━━━ Extracted records

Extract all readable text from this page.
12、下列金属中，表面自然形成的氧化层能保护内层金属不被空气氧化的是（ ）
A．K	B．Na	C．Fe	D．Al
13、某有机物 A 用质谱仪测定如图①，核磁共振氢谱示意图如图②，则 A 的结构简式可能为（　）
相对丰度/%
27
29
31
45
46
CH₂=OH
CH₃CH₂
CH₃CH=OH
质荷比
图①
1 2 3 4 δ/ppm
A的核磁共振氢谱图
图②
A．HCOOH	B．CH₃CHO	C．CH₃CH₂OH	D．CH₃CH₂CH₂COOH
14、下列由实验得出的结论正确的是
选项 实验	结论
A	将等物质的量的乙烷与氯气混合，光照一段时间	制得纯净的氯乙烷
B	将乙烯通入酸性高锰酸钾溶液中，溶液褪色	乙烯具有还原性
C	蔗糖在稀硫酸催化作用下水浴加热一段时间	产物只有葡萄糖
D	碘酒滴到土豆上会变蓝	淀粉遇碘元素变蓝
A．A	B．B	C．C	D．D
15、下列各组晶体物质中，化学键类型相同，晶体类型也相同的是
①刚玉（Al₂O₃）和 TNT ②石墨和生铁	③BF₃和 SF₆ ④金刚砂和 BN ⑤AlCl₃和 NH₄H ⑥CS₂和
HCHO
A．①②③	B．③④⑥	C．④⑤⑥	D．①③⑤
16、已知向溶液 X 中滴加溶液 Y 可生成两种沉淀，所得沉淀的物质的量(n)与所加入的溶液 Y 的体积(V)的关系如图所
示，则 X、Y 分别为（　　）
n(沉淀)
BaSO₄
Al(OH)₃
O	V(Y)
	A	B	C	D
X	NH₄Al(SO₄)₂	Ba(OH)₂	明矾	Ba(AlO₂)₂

━━━━━━

Exercise description: Recopy the whole listing exactly.

Response for this exercise:
Extract all readable text from this page.
12、下列金属中，表面自然形成的氧化层能保护内层金属不被空气氧化的是（ ）
A．K	B．Na	C．Fe	D．Al
13、某有机物 A 用质谱仪测定如图①，核磁共振氢谱示意图如图②，则 A 的结构简式可能为（　）
相对丰度/%
27
29
31
45
46
CH₂=OH
CH₃CH₂
CH₃CH=OH
质荷比
图①
1 2 3 4 δ/ppm
A的核磁共振氢谱图
图②
A．HCOOH	B．CH₃CHO	C．CH₃CH₂OH	D．CH₃CH₂CH₂COOH
14、下列由实验得出的结论正确的是
选项 实验	结论
A	将等物质的量的乙烷与氯气混合，光照一段时间	制得纯净的氯乙烷
B	将乙烯通入酸性高锰酸钾溶液中，溶液褪色	乙烯具有还原性
C	蔗糖在稀硫酸催化作用下水浴加热一段时间	产物只有葡萄糖
D	碘酒滴到土豆上会变蓝	淀粉遇碘元素变蓝
A．A	B．B	C．C	D．D
15、下列各组晶体物质中，化学键类型相同，晶体类型也相同的是
①刚玉（Al₂O₃）和 TNT ②石墨和生铁	③BF₃和 SF₆ ④金刚砂和 BN ⑤AlCl₃和 NH₄H ⑥CS₂和
HCHO
A．①②③	B．③④⑥	C．④⑤⑥	D．①③⑤
16、已知向溶液 X 中滴加溶液 Y 可生成两种沉淀，所得沉淀的物质的量(n)与所加入的溶液 Y 的体积(V)的关系如图所
示，则 X、Y 分别为（　　）
n(沉淀)
BaSO₄
Al(OH)₃
O	V(Y)
	A	B	C	D
X	NH₄Al(SO₄)₂	Ba(OH)₂	明矾	Ba(AlO₂)₂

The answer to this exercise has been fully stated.